**Instructions for the task:**
Go through the entries below and count the lines holding the word "逐点比较法". Reply with only the number, please.

**Provided data:**
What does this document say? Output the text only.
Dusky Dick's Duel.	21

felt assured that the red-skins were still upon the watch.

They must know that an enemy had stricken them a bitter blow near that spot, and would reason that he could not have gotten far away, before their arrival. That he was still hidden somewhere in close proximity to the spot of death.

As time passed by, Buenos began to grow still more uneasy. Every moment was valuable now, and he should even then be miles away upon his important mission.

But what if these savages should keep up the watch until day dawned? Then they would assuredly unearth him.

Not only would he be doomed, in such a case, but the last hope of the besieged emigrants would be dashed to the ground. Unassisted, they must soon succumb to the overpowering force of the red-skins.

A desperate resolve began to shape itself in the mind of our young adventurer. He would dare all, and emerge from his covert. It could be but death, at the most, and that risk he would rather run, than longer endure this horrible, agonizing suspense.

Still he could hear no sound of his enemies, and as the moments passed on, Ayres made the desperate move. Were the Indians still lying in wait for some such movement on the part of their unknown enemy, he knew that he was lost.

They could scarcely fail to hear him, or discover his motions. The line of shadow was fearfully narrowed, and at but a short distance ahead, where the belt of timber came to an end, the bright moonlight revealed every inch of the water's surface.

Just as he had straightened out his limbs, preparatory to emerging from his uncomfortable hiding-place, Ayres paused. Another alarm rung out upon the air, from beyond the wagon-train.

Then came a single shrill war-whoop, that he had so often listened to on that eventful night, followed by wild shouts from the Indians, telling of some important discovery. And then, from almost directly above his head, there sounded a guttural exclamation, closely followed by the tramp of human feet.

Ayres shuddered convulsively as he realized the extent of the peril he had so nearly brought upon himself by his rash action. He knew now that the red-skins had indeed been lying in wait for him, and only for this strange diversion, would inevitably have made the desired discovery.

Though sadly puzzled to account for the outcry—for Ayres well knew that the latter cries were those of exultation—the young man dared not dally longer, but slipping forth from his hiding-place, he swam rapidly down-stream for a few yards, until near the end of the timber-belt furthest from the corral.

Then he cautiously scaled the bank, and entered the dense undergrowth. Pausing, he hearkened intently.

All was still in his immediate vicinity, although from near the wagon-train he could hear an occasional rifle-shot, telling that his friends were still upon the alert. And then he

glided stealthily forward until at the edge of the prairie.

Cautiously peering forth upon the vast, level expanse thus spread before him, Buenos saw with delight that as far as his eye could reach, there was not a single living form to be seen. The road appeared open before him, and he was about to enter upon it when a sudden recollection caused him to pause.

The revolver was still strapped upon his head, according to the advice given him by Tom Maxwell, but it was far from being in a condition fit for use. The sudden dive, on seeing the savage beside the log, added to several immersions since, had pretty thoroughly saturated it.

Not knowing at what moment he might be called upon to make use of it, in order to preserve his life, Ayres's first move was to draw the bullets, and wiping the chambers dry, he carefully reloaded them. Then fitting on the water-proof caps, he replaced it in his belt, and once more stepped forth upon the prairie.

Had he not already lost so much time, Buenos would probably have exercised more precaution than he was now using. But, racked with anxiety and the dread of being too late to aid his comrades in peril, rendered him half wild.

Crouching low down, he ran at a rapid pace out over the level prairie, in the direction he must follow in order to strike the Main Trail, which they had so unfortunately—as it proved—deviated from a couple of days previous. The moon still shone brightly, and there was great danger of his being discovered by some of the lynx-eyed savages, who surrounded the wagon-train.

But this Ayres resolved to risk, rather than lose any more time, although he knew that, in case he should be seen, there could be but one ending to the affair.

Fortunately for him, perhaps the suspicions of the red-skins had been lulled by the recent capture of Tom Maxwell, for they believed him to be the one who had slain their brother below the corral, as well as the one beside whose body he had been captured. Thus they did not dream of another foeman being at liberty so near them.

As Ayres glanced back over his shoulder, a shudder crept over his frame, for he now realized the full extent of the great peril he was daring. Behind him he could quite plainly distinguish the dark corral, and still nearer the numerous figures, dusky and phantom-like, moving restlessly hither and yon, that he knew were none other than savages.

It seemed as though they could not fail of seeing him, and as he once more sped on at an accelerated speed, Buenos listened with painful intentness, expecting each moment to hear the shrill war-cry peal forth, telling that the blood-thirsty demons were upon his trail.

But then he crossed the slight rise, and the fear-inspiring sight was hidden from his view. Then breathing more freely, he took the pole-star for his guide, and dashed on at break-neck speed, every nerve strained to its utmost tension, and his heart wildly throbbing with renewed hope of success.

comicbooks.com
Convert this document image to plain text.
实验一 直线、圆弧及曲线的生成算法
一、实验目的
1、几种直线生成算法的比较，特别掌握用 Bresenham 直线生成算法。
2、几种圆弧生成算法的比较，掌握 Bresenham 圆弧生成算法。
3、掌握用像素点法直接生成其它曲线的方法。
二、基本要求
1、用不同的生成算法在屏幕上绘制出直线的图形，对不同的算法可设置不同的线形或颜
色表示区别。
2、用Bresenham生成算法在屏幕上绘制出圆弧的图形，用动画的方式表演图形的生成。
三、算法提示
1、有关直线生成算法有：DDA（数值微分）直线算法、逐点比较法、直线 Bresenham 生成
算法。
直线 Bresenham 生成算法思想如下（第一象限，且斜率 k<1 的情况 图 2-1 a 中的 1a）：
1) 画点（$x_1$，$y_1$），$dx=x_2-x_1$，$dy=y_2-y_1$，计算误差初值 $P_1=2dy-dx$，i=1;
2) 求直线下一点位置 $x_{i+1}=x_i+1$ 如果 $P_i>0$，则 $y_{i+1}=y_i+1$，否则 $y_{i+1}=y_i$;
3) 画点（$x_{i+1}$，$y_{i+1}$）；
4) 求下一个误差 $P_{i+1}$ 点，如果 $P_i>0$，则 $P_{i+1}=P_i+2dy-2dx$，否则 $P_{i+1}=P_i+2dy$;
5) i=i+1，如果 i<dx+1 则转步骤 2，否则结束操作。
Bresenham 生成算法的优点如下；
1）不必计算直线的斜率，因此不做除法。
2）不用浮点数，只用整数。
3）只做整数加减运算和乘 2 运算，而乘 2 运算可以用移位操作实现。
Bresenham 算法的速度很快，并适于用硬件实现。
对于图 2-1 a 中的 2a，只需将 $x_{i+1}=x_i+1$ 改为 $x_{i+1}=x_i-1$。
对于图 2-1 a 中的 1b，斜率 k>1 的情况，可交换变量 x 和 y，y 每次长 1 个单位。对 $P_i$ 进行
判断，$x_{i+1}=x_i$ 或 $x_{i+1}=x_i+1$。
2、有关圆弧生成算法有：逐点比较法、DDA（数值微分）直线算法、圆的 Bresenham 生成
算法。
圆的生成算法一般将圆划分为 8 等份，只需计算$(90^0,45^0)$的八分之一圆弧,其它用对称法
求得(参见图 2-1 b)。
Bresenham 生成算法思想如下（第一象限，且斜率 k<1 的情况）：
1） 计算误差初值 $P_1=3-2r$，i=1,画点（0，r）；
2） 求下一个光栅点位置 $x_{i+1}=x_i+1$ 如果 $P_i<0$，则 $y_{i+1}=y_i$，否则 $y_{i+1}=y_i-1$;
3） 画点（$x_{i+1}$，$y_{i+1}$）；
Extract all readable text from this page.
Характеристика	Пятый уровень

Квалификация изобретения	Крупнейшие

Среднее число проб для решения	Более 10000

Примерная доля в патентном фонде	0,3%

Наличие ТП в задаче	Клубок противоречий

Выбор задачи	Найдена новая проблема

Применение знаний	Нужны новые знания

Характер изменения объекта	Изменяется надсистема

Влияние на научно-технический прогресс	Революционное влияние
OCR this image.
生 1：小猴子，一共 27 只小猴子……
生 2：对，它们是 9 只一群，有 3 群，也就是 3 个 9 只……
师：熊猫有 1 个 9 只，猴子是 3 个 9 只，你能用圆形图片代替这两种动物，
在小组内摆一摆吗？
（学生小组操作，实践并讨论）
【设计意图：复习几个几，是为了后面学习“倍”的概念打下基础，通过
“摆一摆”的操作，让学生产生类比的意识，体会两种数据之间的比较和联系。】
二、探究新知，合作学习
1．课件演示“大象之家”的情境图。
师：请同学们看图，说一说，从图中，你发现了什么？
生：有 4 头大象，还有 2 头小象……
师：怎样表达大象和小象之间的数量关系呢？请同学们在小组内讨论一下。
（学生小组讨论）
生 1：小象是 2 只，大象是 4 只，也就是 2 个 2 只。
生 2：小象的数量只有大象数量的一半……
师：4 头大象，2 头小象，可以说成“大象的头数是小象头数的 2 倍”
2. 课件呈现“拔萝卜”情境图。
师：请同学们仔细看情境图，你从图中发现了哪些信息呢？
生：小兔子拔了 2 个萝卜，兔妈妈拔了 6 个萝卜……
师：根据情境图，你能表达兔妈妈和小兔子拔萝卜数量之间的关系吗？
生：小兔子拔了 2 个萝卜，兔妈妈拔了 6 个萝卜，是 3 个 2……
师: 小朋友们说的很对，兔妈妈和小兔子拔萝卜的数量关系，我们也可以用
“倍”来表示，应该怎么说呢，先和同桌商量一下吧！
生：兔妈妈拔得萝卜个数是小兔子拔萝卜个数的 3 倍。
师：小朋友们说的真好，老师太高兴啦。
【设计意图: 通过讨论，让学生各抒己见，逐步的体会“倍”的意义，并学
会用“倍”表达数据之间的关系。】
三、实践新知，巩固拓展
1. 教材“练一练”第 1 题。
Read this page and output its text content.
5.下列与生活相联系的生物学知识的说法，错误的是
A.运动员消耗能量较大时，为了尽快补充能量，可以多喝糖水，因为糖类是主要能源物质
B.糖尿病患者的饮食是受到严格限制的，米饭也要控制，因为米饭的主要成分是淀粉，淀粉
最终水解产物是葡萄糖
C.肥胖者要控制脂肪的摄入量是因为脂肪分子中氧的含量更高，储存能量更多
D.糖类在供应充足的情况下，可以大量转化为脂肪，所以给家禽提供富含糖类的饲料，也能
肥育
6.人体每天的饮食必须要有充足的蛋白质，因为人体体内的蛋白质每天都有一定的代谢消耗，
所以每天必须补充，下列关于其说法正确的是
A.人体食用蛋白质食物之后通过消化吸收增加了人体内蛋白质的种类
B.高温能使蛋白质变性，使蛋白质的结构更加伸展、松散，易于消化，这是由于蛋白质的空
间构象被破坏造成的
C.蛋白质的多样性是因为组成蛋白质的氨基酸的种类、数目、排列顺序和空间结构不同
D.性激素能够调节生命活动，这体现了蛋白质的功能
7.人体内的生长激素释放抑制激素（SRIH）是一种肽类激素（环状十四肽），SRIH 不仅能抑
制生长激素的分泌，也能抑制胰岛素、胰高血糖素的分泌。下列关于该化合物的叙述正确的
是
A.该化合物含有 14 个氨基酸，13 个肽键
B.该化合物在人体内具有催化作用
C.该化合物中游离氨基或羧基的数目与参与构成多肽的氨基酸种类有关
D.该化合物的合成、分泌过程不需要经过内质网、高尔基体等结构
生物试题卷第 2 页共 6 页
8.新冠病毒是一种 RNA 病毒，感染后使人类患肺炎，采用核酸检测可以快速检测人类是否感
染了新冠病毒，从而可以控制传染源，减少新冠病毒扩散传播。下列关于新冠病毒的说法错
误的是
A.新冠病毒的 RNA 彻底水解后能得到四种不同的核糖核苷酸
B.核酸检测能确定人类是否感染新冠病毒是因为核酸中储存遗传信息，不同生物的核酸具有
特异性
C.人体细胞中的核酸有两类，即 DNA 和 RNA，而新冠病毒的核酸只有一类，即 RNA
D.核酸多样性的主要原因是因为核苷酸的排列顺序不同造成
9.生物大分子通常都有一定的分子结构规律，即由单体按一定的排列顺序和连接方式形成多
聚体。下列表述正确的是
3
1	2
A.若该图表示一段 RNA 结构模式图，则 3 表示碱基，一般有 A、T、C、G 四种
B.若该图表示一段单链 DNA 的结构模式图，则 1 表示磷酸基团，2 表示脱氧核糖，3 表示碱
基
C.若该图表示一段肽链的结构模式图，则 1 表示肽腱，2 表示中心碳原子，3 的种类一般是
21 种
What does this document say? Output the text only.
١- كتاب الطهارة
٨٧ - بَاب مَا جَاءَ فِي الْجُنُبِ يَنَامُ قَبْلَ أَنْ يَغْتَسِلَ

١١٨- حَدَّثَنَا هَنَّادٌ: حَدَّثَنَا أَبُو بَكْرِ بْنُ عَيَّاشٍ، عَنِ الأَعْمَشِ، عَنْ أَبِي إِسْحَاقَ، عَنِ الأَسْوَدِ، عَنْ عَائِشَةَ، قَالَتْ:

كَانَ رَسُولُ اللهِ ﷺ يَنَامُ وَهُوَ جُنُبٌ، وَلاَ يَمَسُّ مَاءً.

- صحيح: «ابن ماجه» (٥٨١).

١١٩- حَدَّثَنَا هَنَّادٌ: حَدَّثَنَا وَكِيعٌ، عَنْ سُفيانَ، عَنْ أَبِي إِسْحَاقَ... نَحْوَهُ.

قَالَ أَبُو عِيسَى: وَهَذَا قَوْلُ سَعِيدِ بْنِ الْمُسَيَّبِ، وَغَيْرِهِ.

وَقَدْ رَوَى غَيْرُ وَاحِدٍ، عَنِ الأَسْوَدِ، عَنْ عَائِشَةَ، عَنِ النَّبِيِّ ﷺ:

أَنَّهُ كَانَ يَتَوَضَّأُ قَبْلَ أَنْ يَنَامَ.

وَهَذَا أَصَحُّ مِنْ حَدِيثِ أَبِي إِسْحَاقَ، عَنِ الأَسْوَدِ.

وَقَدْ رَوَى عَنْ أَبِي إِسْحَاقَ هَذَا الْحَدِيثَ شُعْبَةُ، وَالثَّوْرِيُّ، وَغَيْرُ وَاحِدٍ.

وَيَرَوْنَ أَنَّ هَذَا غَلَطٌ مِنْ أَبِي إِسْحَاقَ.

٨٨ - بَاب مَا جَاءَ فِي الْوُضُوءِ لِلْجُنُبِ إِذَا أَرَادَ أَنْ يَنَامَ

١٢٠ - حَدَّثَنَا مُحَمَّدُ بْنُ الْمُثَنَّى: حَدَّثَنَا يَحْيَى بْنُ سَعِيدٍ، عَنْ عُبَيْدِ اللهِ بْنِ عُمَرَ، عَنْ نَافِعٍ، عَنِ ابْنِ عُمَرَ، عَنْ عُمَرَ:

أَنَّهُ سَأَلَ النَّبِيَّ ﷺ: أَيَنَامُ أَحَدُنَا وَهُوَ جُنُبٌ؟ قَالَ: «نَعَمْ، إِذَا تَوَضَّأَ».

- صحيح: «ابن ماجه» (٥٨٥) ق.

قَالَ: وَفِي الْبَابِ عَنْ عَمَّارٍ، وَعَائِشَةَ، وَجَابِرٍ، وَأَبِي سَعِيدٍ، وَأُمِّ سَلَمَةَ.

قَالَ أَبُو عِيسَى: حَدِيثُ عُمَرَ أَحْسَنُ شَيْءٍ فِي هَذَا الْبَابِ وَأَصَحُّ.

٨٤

**Expected answer:**
2